### Do this
Copy each line with the word "screenshot" in it.

### Record extracts
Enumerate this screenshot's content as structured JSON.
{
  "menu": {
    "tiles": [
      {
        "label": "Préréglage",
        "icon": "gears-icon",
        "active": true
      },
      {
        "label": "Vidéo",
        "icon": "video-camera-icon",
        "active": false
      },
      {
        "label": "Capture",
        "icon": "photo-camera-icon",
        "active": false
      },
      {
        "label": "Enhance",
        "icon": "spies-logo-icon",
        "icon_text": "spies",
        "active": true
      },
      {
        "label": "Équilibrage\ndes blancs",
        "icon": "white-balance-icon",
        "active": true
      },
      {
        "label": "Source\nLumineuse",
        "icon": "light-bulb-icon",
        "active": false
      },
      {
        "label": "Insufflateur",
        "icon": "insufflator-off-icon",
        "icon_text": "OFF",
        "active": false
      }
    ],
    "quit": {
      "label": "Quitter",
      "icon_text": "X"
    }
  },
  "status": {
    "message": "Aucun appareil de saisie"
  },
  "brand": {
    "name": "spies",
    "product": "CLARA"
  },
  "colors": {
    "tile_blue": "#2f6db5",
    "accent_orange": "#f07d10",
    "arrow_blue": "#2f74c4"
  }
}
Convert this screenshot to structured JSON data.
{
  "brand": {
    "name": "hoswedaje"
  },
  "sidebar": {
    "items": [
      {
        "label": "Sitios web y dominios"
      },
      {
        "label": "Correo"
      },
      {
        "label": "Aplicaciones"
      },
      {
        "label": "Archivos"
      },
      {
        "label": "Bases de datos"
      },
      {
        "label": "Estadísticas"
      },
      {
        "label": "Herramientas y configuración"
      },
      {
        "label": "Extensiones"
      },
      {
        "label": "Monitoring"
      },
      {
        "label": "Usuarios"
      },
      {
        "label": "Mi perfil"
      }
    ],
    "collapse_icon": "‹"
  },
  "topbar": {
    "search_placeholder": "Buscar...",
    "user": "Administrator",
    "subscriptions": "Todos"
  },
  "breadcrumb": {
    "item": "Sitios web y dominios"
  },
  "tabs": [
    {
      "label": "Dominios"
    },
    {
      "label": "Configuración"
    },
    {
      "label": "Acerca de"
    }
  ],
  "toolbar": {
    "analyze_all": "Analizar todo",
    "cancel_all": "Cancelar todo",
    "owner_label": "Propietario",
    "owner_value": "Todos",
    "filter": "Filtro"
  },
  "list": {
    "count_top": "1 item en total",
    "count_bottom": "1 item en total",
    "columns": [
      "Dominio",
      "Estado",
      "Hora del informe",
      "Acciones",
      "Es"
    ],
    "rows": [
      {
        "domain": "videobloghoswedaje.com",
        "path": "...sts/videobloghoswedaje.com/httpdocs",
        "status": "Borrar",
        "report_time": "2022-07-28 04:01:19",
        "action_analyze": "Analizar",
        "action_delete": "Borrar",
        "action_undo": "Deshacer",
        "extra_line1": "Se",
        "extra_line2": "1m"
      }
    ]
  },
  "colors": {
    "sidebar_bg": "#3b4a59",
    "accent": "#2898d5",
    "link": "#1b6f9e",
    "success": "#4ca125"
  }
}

### Solved problem
Enumerate this screenshot's content as structured JSON.
Convert this screenshot to structured JSON data.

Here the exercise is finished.